▶ REQUIRED TASK: Among the lines below, count those with "JSON". Give only the number.

— Begin —

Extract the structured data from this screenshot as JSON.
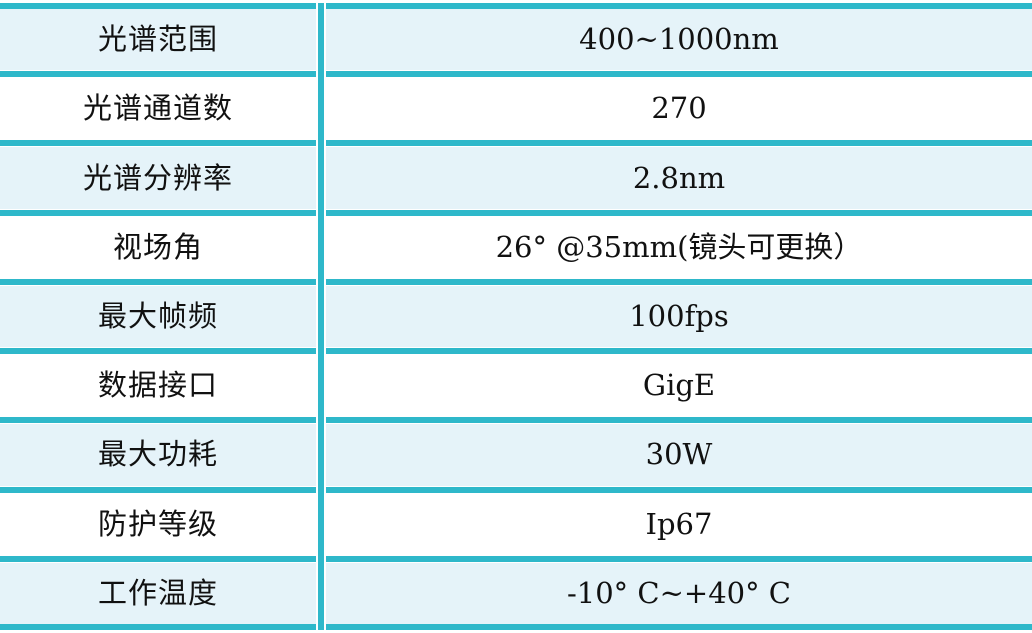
{
  "table": {
    "rows": [
      {
        "label": "光谱范围",
        "value": "400~1000nm"
      },
      {
        "label": "光谱通道数",
        "value": "270"
      },
      {
        "label": "光谱分辨率",
        "value": "2.8nm"
      },
      {
        "label": "视场角",
        "value": "26° @35mm(镜头可更换）"
      },
      {
        "label": "最大帧频",
        "value": "100fps"
      },
      {
        "label": "数据接口",
        "value": "GigE"
      },
      {
        "label": "最大功耗",
        "value": "30W"
      },
      {
        "label": "防护等级",
        "value": "Ip67"
      },
      {
        "label": "工作温度",
        "value": "-10° C~+40° C"
      }
    ],
    "colors": {
      "accent_teal": "#2eb8ca",
      "row_alt_bg": "#e5f3f9",
      "row_bg": "#ffffff",
      "text": "#111111"
    }
  }
}
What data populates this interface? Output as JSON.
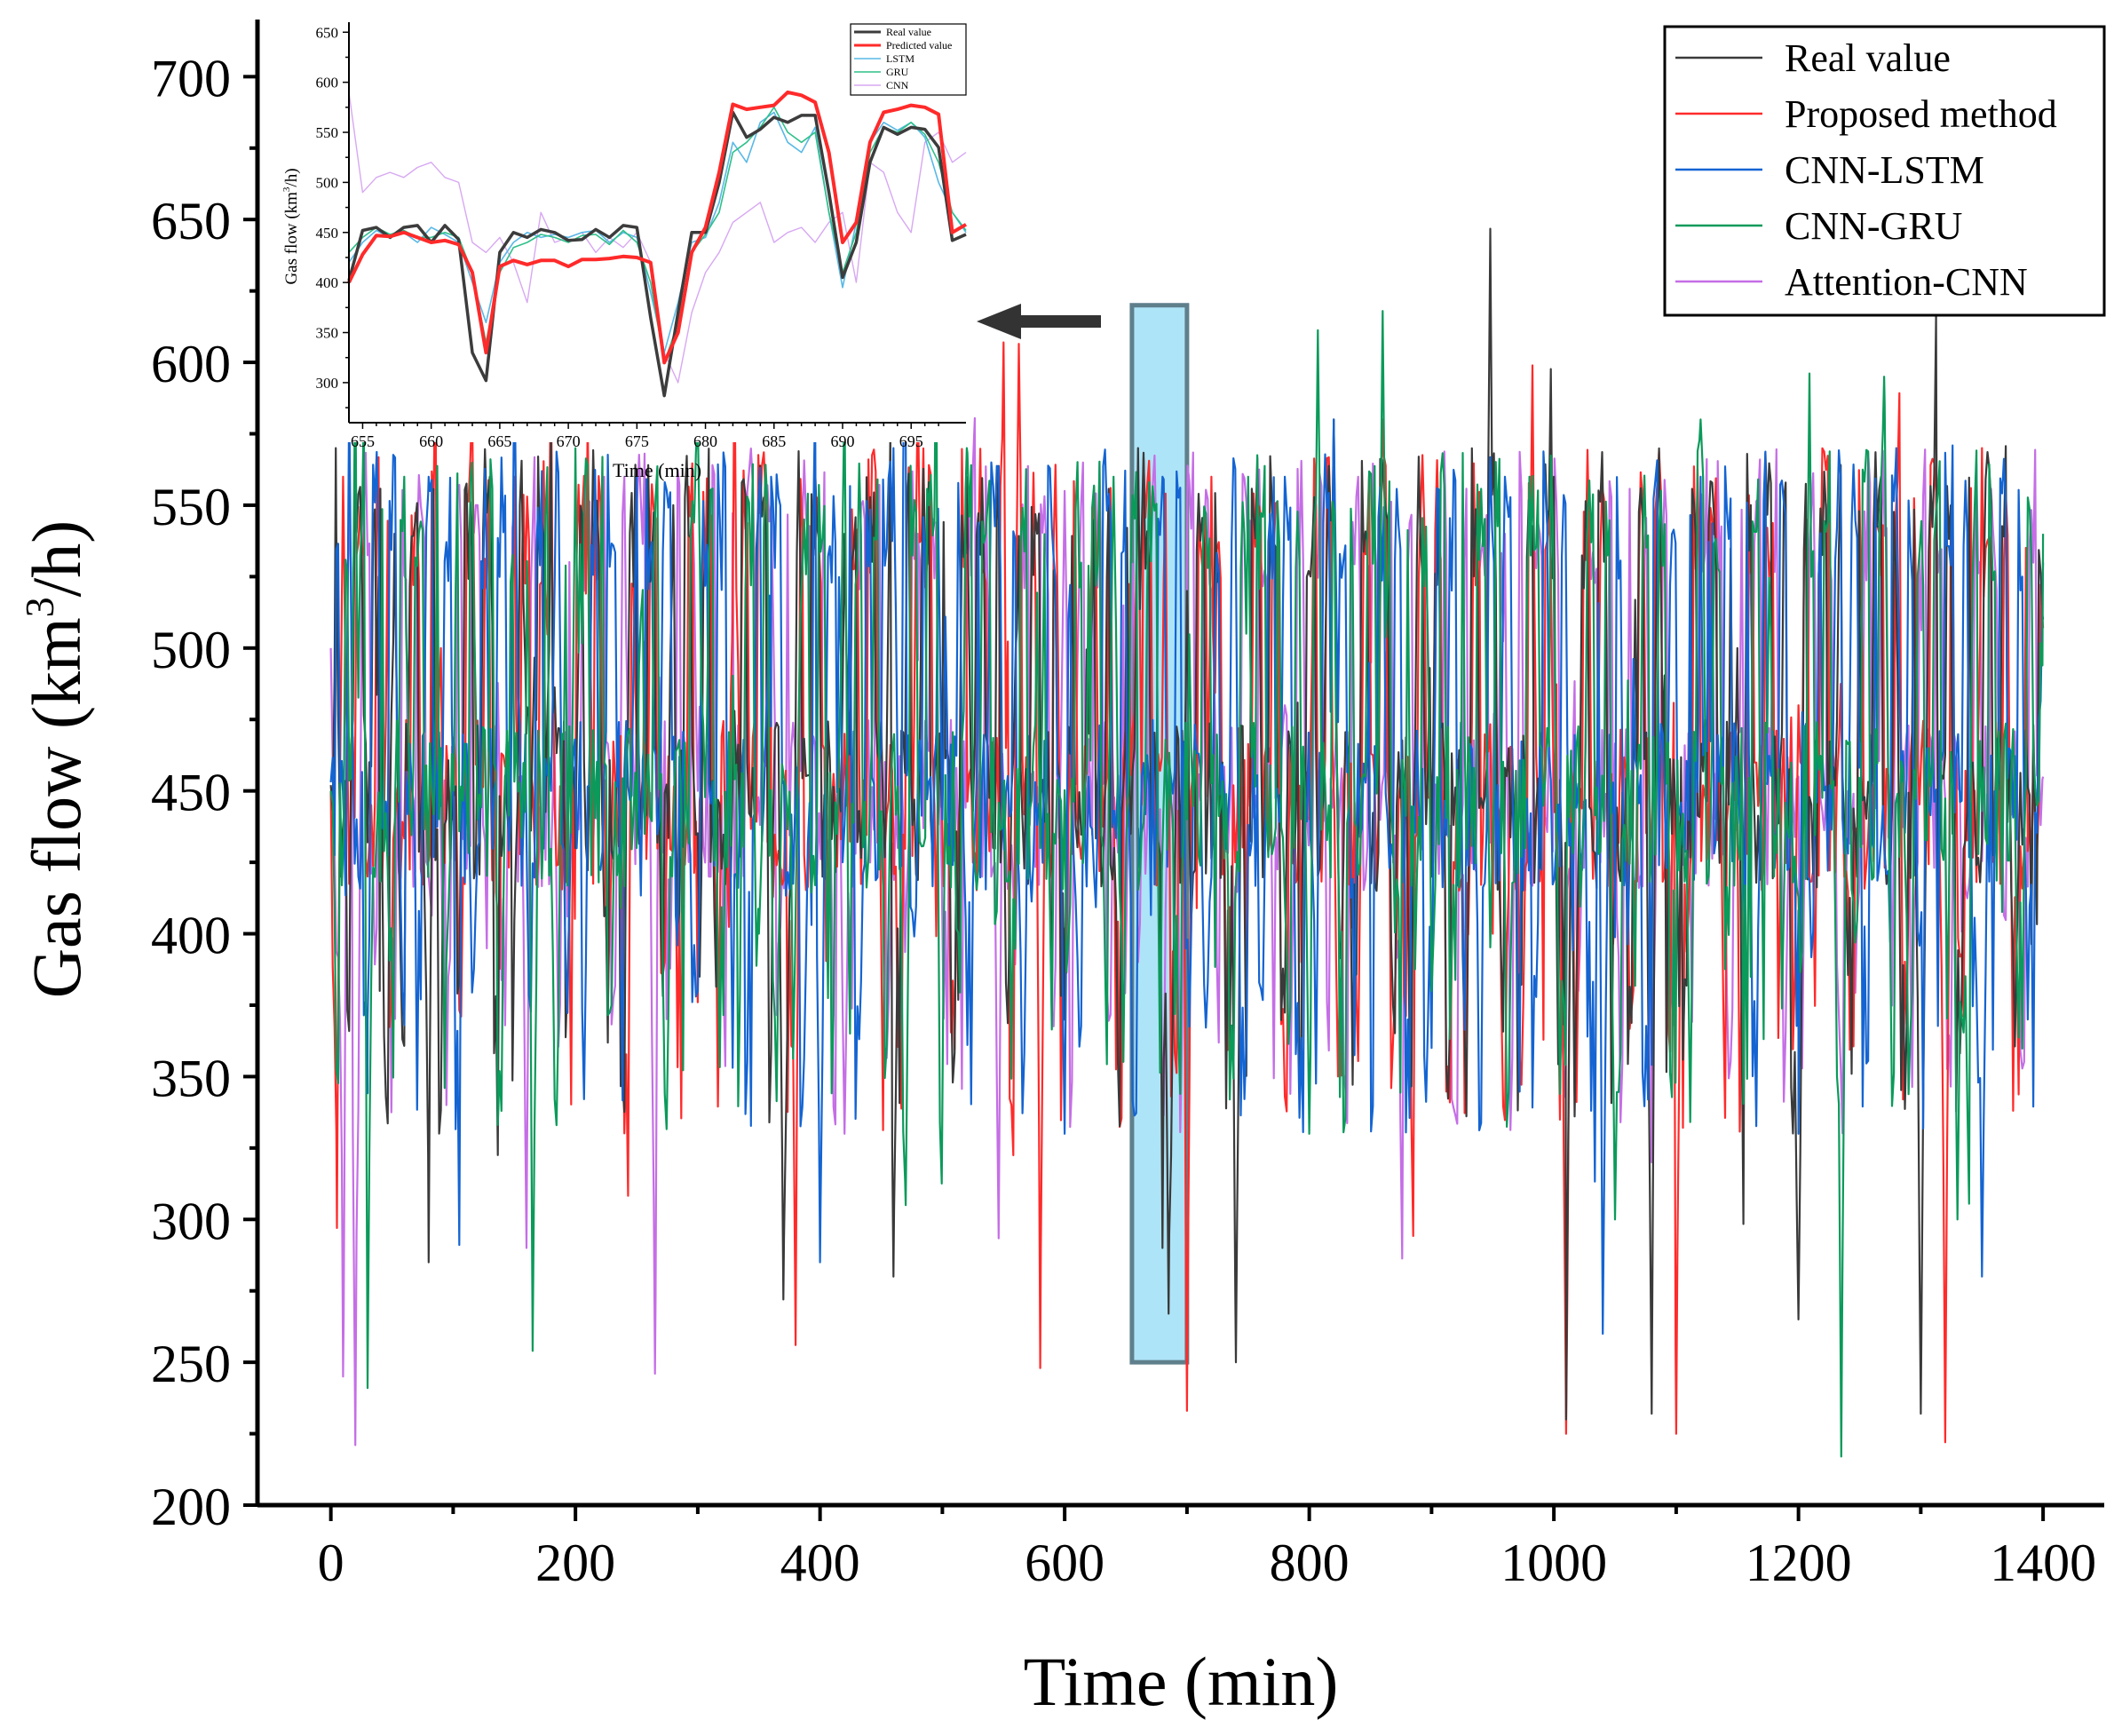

— End —

▶ TASK RESULT: 2